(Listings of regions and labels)
+ + +
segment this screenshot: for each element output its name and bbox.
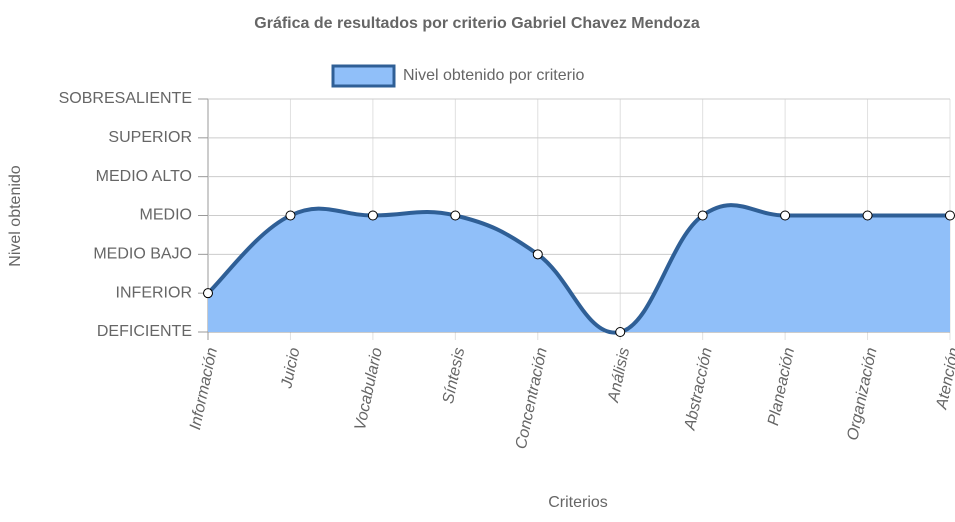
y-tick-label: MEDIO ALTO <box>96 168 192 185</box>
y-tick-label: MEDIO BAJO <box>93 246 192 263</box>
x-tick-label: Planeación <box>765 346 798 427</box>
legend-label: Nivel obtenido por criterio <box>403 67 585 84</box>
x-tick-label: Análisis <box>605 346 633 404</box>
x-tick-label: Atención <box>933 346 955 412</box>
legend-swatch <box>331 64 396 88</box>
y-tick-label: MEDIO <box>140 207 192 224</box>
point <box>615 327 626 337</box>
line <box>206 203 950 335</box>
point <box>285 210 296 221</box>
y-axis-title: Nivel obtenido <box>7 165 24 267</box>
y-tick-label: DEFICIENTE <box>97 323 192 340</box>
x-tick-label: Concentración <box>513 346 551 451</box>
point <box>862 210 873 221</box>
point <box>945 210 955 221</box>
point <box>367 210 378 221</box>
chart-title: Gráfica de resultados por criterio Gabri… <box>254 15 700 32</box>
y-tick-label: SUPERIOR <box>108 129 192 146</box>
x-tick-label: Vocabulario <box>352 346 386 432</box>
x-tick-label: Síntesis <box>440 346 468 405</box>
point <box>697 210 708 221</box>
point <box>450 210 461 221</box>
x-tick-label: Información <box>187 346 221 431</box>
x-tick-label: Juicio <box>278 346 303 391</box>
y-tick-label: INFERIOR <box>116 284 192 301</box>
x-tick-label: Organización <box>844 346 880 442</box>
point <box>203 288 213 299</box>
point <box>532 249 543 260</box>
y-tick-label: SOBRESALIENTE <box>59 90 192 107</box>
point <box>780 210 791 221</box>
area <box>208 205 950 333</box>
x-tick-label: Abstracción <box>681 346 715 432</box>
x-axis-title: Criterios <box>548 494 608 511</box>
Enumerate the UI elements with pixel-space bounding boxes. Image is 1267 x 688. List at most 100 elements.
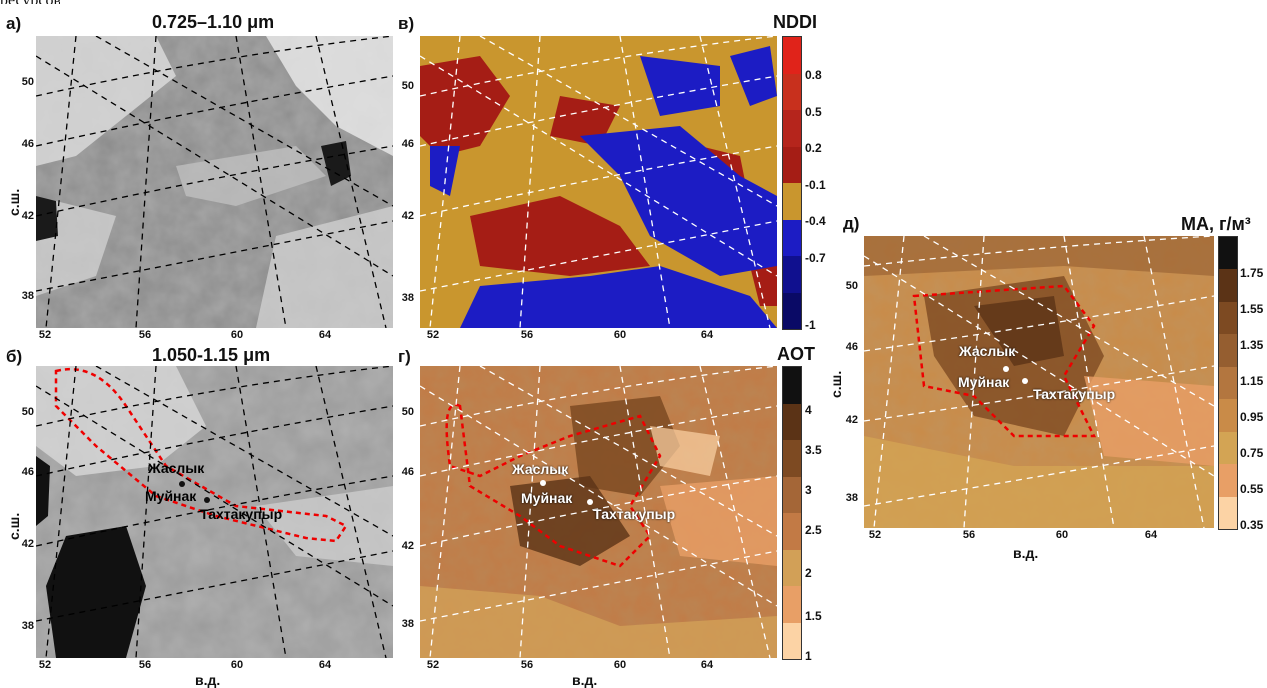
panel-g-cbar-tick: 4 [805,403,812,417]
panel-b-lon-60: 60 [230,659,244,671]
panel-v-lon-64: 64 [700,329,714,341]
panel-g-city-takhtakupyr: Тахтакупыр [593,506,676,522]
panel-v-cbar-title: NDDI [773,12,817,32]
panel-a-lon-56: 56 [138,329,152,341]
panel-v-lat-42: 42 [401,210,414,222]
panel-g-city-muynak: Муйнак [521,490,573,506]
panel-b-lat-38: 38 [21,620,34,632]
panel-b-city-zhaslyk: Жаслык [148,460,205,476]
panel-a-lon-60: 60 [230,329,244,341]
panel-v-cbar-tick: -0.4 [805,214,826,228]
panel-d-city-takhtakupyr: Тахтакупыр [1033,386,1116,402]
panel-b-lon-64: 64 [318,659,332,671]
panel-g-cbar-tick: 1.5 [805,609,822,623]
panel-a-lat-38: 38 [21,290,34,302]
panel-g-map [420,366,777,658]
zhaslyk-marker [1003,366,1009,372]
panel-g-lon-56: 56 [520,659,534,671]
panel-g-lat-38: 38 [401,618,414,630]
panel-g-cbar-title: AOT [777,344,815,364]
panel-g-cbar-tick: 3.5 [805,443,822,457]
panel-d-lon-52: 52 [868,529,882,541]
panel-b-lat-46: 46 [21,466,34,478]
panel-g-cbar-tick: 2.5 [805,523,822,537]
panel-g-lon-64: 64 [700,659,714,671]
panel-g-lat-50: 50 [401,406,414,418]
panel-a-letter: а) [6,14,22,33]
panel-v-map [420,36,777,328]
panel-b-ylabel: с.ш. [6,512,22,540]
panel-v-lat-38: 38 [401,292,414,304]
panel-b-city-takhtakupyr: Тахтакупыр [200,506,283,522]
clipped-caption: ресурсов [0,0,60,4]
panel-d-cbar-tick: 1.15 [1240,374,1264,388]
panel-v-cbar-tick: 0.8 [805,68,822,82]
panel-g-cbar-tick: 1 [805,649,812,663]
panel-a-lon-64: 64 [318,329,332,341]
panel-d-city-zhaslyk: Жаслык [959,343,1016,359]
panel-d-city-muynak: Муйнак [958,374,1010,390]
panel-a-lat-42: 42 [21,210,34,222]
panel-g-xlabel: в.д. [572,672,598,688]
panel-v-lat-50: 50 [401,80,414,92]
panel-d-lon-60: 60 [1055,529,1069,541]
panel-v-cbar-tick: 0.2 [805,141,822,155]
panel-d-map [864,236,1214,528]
+ + +
[Exercise description]
Transcribe every line of the listings above character for character, leaving out the pictures.

[Task solution]
segment this screenshot: for each element output its name and bbox.
y-tick-label: MEDIO ALTO <box>96 168 192 185</box>
y-tick-label: MEDIO BAJO <box>93 246 192 263</box>
x-tick-label: Planeación <box>765 346 798 427</box>
legend-label: Nivel obtenido por criterio <box>403 67 585 84</box>
x-tick-label: Análisis <box>605 346 633 404</box>
x-tick-label: Atención <box>933 346 955 412</box>
legend-swatch <box>331 64 396 88</box>
y-tick-label: MEDIO <box>140 207 192 224</box>
point <box>615 327 626 337</box>
line <box>206 203 950 335</box>
point <box>285 210 296 221</box>
y-axis-title: Nivel obtenido <box>7 165 24 267</box>
y-tick-label: DEFICIENTE <box>97 323 192 340</box>
x-tick-label: Concentración <box>513 346 551 451</box>
point <box>862 210 873 221</box>
point <box>945 210 955 221</box>
point <box>367 210 378 221</box>
chart-title: Gráfica de resultados por criterio Gabri… <box>254 15 700 32</box>
y-tick-label: SUPERIOR <box>108 129 192 146</box>
x-tick-label: Vocabulario <box>352 346 386 432</box>
x-tick-label: Síntesis <box>440 346 468 405</box>
point <box>697 210 708 221</box>
point <box>450 210 461 221</box>
x-tick-label: Información <box>187 346 221 431</box>
x-tick-label: Juicio <box>278 346 303 391</box>
y-tick-label: INFERIOR <box>116 284 192 301</box>
x-tick-label: Organización <box>844 346 880 442</box>
point <box>203 288 213 299</box>
point <box>532 249 543 260</box>
y-tick-label: SOBRESALIENTE <box>59 90 192 107</box>
point <box>780 210 791 221</box>
area <box>208 205 950 333</box>
x-tick-label: Abstracción <box>681 346 715 432</box>
x-axis-title: Criterios <box>548 494 608 511</box>
Enumerate the UI elements with pixel-space bounding boxes. Image is 1267 x 688. List at most 100 elements.
panel-g-cbar-tick: 4 [805,403,812,417]
panel-b-lon-60: 60 [230,659,244,671]
panel-v-lon-64: 64 [700,329,714,341]
panel-g-city-takhtakupyr: Тахтакупыр [593,506,676,522]
panel-v-cbar-title: NDDI [773,12,817,32]
panel-a-lon-56: 56 [138,329,152,341]
panel-v-lat-42: 42 [401,210,414,222]
panel-g-city-muynak: Муйнак [521,490,573,506]
panel-b-lat-38: 38 [21,620,34,632]
panel-b-city-zhaslyk: Жаслык [148,460,205,476]
panel-a-lon-60: 60 [230,329,244,341]
panel-v-cbar-tick: -0.4 [805,214,826,228]
panel-d-city-takhtakupyr: Тахтакупыр [1033,386,1116,402]
panel-b-lon-64: 64 [318,659,332,671]
panel-g-cbar-tick: 1.5 [805,609,822,623]
panel-a-lat-38: 38 [21,290,34,302]
panel-g-map [420,366,777,658]
zhaslyk-marker [1003,366,1009,372]
panel-g-lon-56: 56 [520,659,534,671]
panel-g-lat-38: 38 [401,618,414,630]
panel-g-cbar-title: AOT [777,344,815,364]
panel-g-cbar-tick: 3.5 [805,443,822,457]
panel-d-lon-52: 52 [868,529,882,541]
panel-b-lat-46: 46 [21,466,34,478]
panel-g-cbar-tick: 2.5 [805,523,822,537]
panel-g-lon-64: 64 [700,659,714,671]
panel-g-lat-50: 50 [401,406,414,418]
panel-a-letter: а) [6,14,22,33]
panel-v-map [420,36,777,328]
panel-b-ylabel: с.ш. [6,512,22,540]
panel-v-lat-38: 38 [401,292,414,304]
panel-b-city-takhtakupyr: Тахтакупыр [200,506,283,522]
clipped-caption: ресурсов [0,0,60,4]
panel-d-cbar-tick: 1.15 [1240,374,1264,388]
panel-v-cbar-tick: 0.8 [805,68,822,82]
panel-g-cbar-tick: 1 [805,649,812,663]
panel-a-lon-64: 64 [318,329,332,341]
panel-d-city-zhaslyk: Жаслык [959,343,1016,359]
panel-d-city-muynak: Муйнак [958,374,1010,390]
panel-a-lat-42: 42 [21,210,34,222]
panel-g-xlabel: в.д. [572,672,598,688]
panel-v-lat-50: 50 [401,80,414,92]
panel-d-lon-60: 60 [1055,529,1069,541]
panel-v-cbar-tick: 0.2 [805,141,822,155]
panel-d-map [864,236,1214,528]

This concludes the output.